• [GOAL]:
Records follow. Pull out every line that contains "Sproull".

═════ TASK INPUTS ═════

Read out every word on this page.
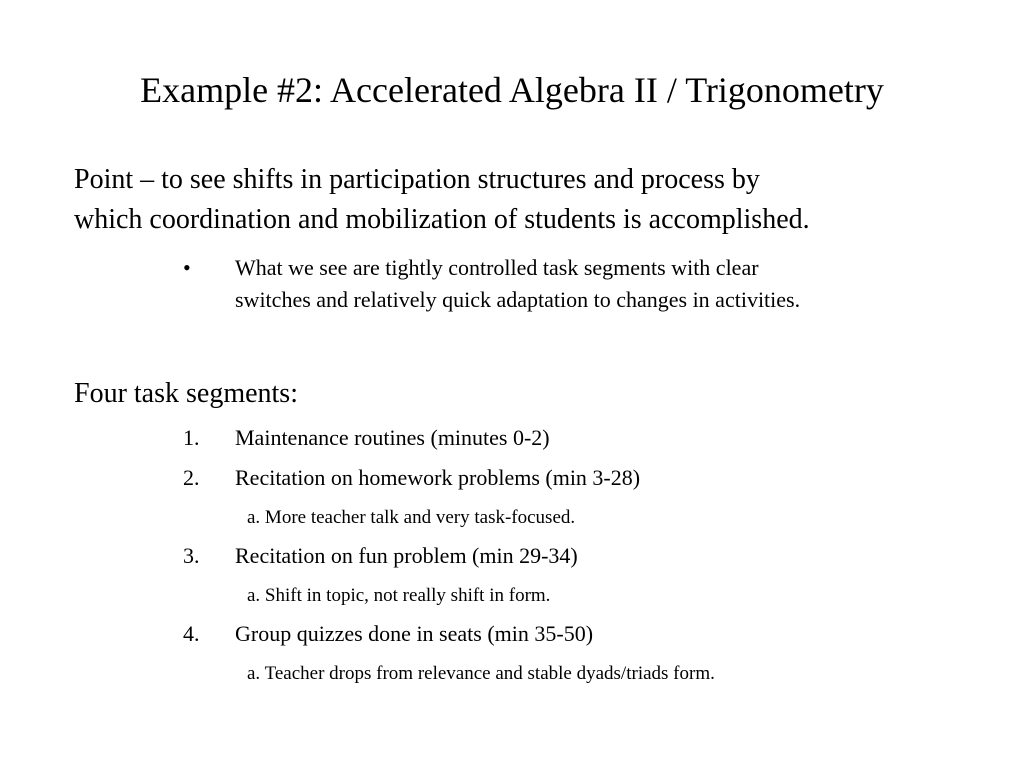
Example #2: Accelerated Algebra II / Trigonometry
Point – to see shifts in participation structures and process by
which coordination and mobilization of students is accomplished.
• What we see are tightly controlled task segments with clear
switches and relatively quick adaptation to changes in activities.
Four task segments:
1. Maintenance routines (minutes 0-2)
2. Recitation on homework problems (min 3-28)
a. More teacher talk and very task-focused.
3. Recitation on fun problem (min 29-34)
a. Shift in topic, not really shift in form.
4. Group quizzes done in seats (min 35-50)
a. Teacher drops from relevance and stable dyads/triads form.
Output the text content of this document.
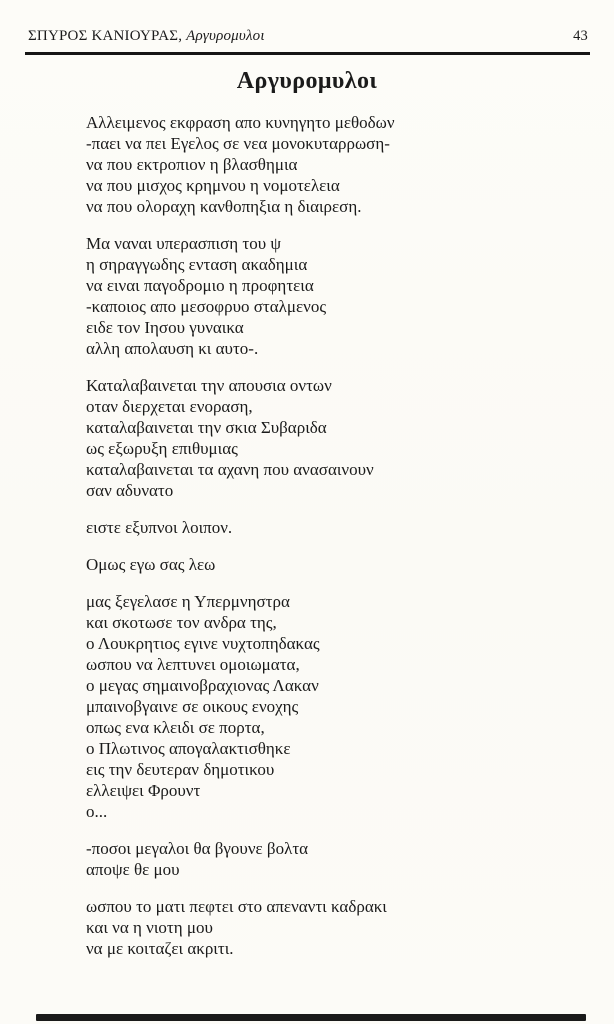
ΣΠΥΡΟΣ ΚΑΝΙΟΥΡΑΣ, Αργυρομυλοι	43
Αργυρομυλοι
Αλλειμενος εκφραση απο κυνηγητο μεθοδων
-παει να πει Εγελος σε νεα μονοκυταρρωση-
να που εκτροπιον η βλασθημια
να που μισχος κρημνου η νομοτελεια
να που ολοραχη κανθοπηξια η διαιρεση.
Μα ναναι υπερασπιση του ψ
η σηραγγωδης ενταση ακαδημια
να ειναι παγοδρομιο η προφητεια
-καποιος απο μεσοφρυο σταλμενος
ειδε τον Ιησου γυναικα
αλλη απολαυση κι αυτο-.
Καταλαβαινεται την απουσια οντων
οταν διερχεται ενοραση,
καταλαβαινεται την σκια Συβαριδα
ως εξωρυξη επιθυμιας
καταλαβαινεται τα αχανη που ανασαινουν
σαν αδυνατο
ειστε εξυπνοι λοιπον.
Ομως εγω σας λεω
μας ξεγελασε η Υπερμνηστρα
και σκοτωσε τον ανδρα της,
ο Λουκρητιος εγινε νυχτοπηδακας
ωσπου να λεπτυνει ομοιωματα,
ο μεγας σημαινοβραχιονας Λακαν
μπαινοβγαινε σε οικους ενοχης
οπως ενα κλειδι σε πορτα,
ο Πλωτινος απογαλακτισθηκε
εις την δευτεραν δημοτικου
ελλειψει Φρουντ
ο...
-ποσοι μεγαλοι θα βγουνε βολτα
αποψε θε μου
ωσπου το ματι πεφτει στο απεναντι καδρακι
και να η νιοτη μου
να με κοιταζει ακριτι.
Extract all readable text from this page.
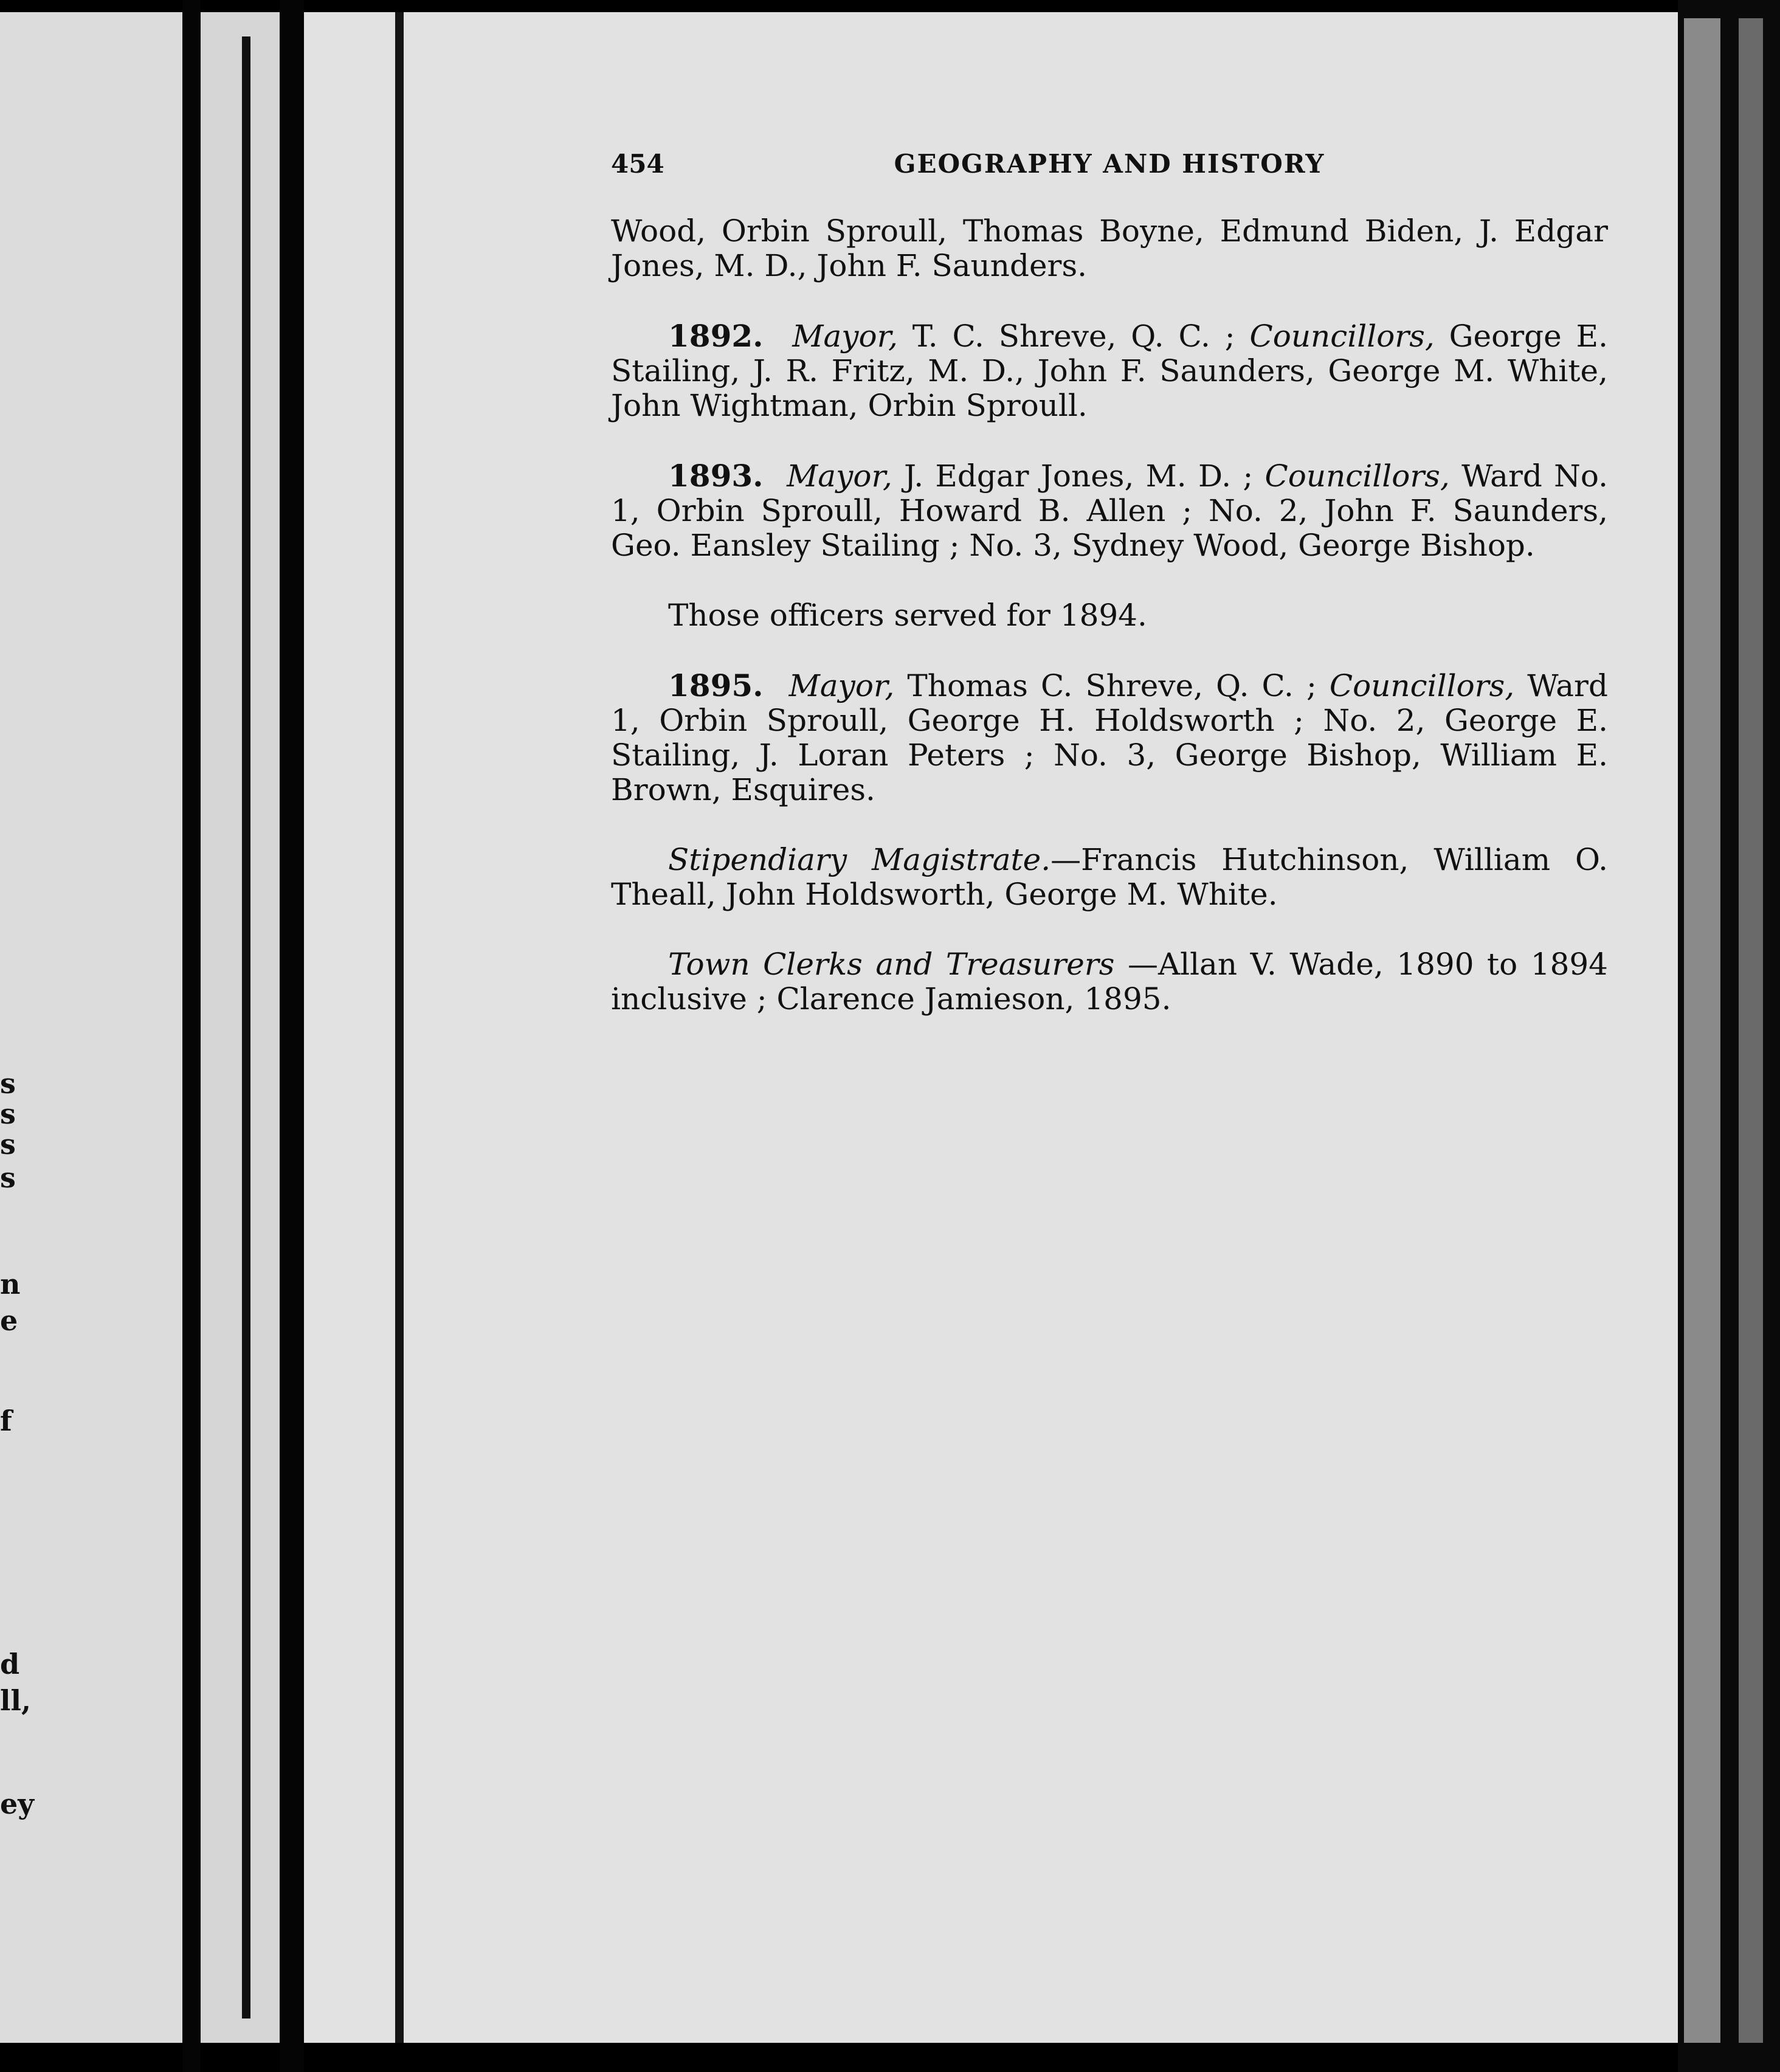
s
s
s
s
n
e
f
d
ll,
ey
454	GEOGRAPHY AND HISTORY

Wood, Orbin Sproull, Thomas Boyne, Edmund Biden, J. Edgar Jones, M. D., John F. Saunders.

1892. Mayor, T. C. Shreve, Q. C. ; Councillors, George E. Stailing, J. R. Fritz, M. D., John F. Saunders, George M. White, John Wightman, Orbin Sproull.

1893. Mayor, J. Edgar Jones, M. D. ; Councillors, Ward No. 1, Orbin Sproull, Howard B. Allen ; No. 2, John F. Saunders, Geo. Eansley Stailing ; No. 3, Sydney Wood, George Bishop.

Those officers served for 1894.

1895. Mayor, Thomas C. Shreve, Q. C. ; Councillors, Ward 1, Orbin Sproull, George H. Holdsworth ; No. 2, George E. Stailing, J. Loran Peters ; No. 3, George Bishop, William E. Brown, Esquires.

Stipendiary Magistrate.—Francis Hutchinson, William O. Theall, John Holdsworth, George M. White.

Town Clerks and Treasurers —Allan V. Wade, 1890 to 1894 inclusive ; Clarence Jamieson, 1895.
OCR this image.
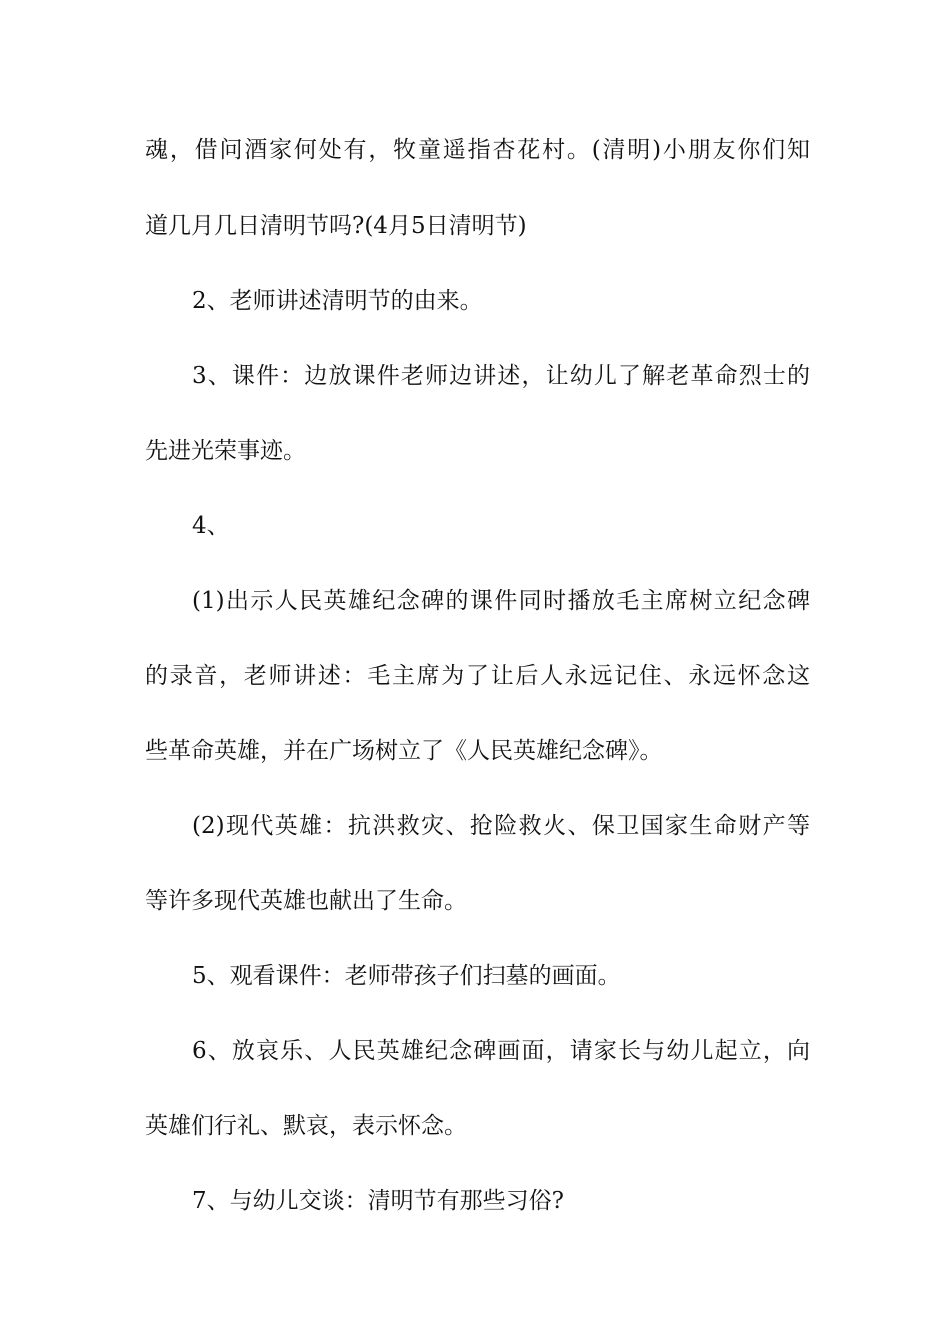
魂，借问酒家何处有，牧童遥指杏花村。(清明)小朋友你们知

道几月几日清明节吗?(4月5日清明节)

2、老师讲述清明节的由来。

3、课件：边放课件老师边讲述，让幼儿了解老革命烈士的

先进光荣事迹。

4、

(1)出示人民英雄纪念碑的课件同时播放毛主席树立纪念碑

的录音，老师讲述：毛主席为了让后人永远记住、永远怀念这

些革命英雄，并在广场树立了《人民英雄纪念碑》。

(2)现代英雄：抗洪救灾、抢险救火、保卫国家生命财产等

等许多现代英雄也献出了生命。

5、观看课件：老师带孩子们扫墓的画面。

6、放哀乐、人民英雄纪念碑画面，请家长与幼儿起立，向

英雄们行礼、默哀，表示怀念。

7、与幼儿交谈：清明节有那些习俗?
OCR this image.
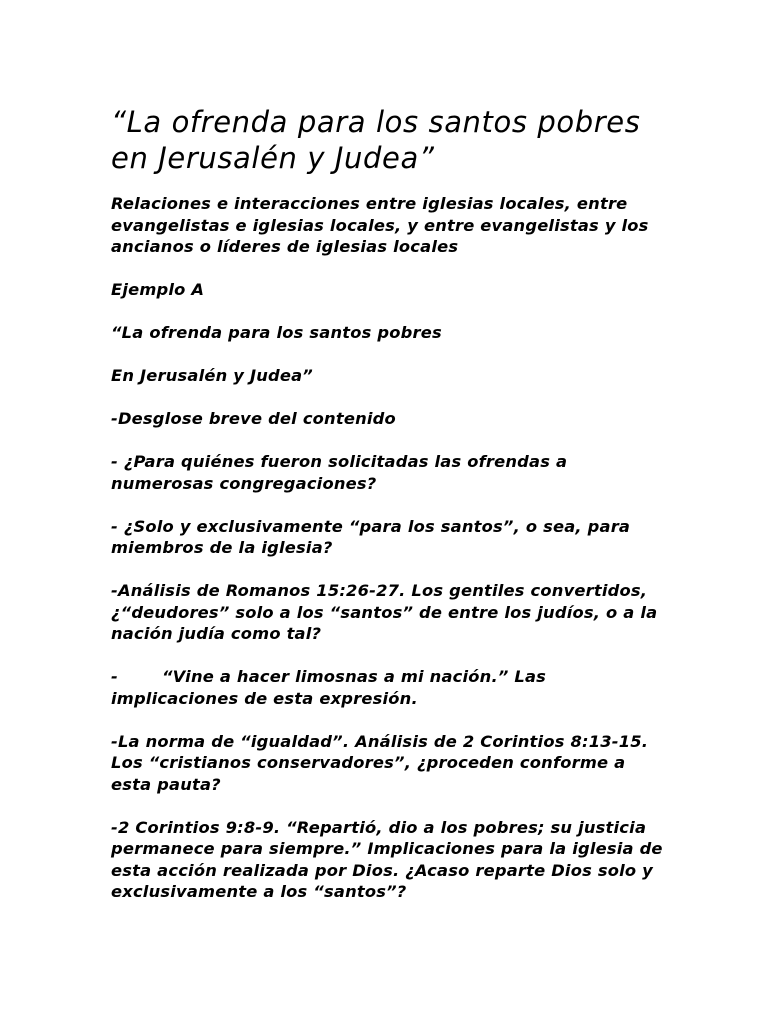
“La ofrenda para los santos pobres en Jerusalén y Judea”

Relaciones e interacciones entre iglesias locales, entre evangelistas e iglesias locales, y entre evangelistas y los ancianos o líderes de iglesias locales

Ejemplo A

“La ofrenda para los santos pobres

En Jerusalén y Judea”

-Desglose breve del contenido

- ¿Para quiénes fueron solicitadas las ofrendas a numerosas congregaciones?

- ¿Solo y exclusivamente “para los santos”, o sea, para miembros de la iglesia?

-Análisis de Romanos 15:26-27. Los gentiles convertidos, ¿“deudores” solo a los “santos” de entre los judíos, o a la nación judía como tal?

-	“Vine a hacer limosnas a mi nación.” Las implicaciones de esta expresión.

-La norma de “igualdad”. Análisis de 2 Corintios 8:13-15. Los “cristianos conservadores”, ¿proceden conforme a esta pauta?

-2 Corintios 9:8-9. “Repartió, dio a los pobres; su justicia permanece para siempre.” Implicaciones para la iglesia de esta acción realizada por Dios. ¿Acaso reparte Dios solo y exclusivamente a los “santos”?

═════

• [ANSWER IN FULL]:
Wood, Orbin Sproull, Thomas Boyne, Edmund Biden, J. Edgar Jones, M. D., John F. Saunders.
1892. Mayor, T. C. Shreve, Q. C. ; Councillors, George E. Stailing, J. R. Fritz, M. D., John F. Saunders, George M. White, John Wightman, Orbin Sproull.
1893. Mayor, J. Edgar Jones, M. D. ; Councillors, Ward No. 1, Orbin Sproull, Howard B. Allen ; No. 2, John F. Saunders, Geo. Eansley Stailing ; No. 3, Sydney Wood, George Bishop.
1895. Mayor, Thomas C. Shreve, Q. C. ; Councillors, Ward 1, Orbin Sproull, George H. Holdsworth ; No. 2, George E. Stailing, J. Loran Peters ; No. 3, George Bishop, William E. Brown, Esquires.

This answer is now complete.